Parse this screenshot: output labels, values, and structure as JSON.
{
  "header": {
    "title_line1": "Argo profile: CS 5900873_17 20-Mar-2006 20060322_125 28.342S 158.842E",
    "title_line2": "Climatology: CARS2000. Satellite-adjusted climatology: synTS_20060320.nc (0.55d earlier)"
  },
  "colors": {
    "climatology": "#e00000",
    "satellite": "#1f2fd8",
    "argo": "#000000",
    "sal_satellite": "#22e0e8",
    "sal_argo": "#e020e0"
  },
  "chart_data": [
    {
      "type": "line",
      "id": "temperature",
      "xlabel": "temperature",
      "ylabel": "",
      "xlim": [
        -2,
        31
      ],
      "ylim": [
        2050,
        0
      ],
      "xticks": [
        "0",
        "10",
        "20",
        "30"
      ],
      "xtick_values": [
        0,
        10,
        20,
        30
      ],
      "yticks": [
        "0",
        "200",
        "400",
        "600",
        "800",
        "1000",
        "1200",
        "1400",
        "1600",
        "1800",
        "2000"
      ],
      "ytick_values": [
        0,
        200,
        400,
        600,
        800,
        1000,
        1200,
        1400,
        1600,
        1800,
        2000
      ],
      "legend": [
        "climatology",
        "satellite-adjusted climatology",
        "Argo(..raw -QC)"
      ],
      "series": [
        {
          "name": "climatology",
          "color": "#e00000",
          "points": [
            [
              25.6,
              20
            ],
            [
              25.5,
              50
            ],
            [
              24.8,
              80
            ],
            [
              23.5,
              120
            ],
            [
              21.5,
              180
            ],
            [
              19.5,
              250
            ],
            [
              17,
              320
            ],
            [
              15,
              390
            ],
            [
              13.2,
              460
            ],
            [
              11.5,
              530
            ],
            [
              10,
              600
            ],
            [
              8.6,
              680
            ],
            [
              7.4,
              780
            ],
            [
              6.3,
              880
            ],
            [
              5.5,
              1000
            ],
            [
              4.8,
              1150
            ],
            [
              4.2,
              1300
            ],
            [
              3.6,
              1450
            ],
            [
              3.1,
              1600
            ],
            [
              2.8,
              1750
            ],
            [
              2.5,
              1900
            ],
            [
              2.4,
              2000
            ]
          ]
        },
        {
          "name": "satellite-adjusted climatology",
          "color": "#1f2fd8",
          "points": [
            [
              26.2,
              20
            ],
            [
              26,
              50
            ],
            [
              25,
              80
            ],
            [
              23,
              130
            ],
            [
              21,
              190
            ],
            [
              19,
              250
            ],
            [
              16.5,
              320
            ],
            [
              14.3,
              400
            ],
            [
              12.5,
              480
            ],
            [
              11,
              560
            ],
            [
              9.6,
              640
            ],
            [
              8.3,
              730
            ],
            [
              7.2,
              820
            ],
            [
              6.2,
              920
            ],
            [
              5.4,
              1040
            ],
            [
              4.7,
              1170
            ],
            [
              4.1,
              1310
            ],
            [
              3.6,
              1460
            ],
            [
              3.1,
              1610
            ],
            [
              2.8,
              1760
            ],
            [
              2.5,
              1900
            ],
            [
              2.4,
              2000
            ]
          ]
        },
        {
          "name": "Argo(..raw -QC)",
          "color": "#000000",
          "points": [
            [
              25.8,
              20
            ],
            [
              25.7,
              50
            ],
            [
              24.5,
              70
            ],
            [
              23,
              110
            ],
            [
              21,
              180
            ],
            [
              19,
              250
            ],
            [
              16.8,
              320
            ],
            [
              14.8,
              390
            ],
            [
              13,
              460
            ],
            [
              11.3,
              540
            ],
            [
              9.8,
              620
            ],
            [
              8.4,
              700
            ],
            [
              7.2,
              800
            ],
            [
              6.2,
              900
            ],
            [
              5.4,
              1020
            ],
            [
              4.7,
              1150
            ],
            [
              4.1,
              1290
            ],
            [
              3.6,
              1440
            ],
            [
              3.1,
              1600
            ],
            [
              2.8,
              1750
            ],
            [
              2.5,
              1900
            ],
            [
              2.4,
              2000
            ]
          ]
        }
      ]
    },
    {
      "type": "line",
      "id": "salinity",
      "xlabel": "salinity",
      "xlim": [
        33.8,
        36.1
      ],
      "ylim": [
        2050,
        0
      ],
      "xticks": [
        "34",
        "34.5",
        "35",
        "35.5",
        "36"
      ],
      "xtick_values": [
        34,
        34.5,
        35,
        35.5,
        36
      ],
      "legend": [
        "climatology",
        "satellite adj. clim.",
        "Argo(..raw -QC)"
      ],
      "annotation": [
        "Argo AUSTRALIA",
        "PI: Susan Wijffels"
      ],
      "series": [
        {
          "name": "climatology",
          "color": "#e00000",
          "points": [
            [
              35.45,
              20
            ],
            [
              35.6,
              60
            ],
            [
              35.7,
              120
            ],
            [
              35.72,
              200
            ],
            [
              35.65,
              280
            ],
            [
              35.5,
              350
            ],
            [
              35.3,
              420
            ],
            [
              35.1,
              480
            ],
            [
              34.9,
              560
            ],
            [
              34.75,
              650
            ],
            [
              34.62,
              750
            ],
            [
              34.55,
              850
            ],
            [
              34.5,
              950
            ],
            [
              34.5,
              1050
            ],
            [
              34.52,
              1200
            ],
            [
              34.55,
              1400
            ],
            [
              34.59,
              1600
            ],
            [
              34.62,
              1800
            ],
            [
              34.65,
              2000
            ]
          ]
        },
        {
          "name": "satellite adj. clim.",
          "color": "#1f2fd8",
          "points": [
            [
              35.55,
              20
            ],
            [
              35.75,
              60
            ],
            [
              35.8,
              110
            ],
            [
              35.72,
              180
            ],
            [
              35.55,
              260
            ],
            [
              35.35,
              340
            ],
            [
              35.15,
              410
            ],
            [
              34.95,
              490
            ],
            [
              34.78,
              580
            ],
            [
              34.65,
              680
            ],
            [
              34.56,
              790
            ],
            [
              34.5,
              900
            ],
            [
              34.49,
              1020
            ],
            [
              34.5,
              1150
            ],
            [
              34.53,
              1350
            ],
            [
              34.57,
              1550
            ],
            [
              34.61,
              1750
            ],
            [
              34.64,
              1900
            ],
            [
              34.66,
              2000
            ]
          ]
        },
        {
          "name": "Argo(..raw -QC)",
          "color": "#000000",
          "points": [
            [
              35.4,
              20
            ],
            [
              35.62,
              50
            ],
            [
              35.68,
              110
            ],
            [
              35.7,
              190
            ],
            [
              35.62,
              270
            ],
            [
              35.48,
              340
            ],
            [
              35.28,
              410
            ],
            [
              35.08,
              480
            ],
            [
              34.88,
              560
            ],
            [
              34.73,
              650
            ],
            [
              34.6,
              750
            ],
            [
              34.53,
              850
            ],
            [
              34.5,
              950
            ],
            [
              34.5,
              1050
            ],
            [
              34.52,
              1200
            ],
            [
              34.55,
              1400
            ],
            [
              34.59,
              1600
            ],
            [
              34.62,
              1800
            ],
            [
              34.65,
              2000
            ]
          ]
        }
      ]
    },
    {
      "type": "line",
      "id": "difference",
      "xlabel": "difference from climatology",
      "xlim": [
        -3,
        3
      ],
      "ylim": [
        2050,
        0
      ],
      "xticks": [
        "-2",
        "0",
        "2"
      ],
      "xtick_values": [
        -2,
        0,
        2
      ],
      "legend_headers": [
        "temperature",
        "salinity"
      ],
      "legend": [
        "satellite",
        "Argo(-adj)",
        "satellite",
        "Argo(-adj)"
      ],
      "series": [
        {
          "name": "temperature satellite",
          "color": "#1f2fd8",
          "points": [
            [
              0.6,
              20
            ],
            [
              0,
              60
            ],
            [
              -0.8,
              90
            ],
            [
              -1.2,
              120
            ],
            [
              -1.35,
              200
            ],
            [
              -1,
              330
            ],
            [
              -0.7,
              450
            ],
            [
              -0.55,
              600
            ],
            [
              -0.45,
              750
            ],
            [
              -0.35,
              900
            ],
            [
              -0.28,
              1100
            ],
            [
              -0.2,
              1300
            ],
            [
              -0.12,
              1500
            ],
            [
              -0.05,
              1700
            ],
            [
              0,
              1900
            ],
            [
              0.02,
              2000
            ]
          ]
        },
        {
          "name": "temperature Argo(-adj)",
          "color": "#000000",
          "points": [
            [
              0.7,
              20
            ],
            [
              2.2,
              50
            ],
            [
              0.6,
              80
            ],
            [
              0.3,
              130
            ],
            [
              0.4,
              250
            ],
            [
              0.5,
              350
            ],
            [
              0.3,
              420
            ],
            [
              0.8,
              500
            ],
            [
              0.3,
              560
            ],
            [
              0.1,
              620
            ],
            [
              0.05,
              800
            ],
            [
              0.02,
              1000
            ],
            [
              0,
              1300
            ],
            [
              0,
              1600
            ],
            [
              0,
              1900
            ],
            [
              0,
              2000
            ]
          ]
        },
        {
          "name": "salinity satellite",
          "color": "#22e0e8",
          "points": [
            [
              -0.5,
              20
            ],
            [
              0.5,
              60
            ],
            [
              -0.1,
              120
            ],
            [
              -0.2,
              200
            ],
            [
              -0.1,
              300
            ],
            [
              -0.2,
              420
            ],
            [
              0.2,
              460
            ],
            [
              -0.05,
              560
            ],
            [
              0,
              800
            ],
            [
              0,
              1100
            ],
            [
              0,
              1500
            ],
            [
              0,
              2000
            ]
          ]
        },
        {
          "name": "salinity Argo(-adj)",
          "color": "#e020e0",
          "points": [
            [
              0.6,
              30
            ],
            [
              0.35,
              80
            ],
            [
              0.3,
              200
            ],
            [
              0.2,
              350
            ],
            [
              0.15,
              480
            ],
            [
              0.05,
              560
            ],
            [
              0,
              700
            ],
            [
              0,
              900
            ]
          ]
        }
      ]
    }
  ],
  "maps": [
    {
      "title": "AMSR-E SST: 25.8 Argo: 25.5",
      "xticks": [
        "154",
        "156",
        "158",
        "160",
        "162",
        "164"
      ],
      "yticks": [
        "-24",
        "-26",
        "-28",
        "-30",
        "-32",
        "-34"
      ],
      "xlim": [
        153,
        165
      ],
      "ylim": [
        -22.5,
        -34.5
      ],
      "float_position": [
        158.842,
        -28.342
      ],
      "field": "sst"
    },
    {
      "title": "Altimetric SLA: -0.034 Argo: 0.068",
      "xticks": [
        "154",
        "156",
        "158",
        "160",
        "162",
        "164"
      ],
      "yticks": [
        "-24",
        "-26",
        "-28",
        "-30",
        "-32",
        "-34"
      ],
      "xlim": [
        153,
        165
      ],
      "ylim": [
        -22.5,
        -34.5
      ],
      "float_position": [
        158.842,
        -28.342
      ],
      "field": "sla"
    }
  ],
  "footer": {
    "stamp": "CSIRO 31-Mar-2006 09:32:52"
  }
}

TASK STATEMENT:
Look through the entries and return every line where "difference" appears.

RESPONSE FOR THIS EXERCISE:
      "id": "difference",
      "xlabel": "difference from climatology",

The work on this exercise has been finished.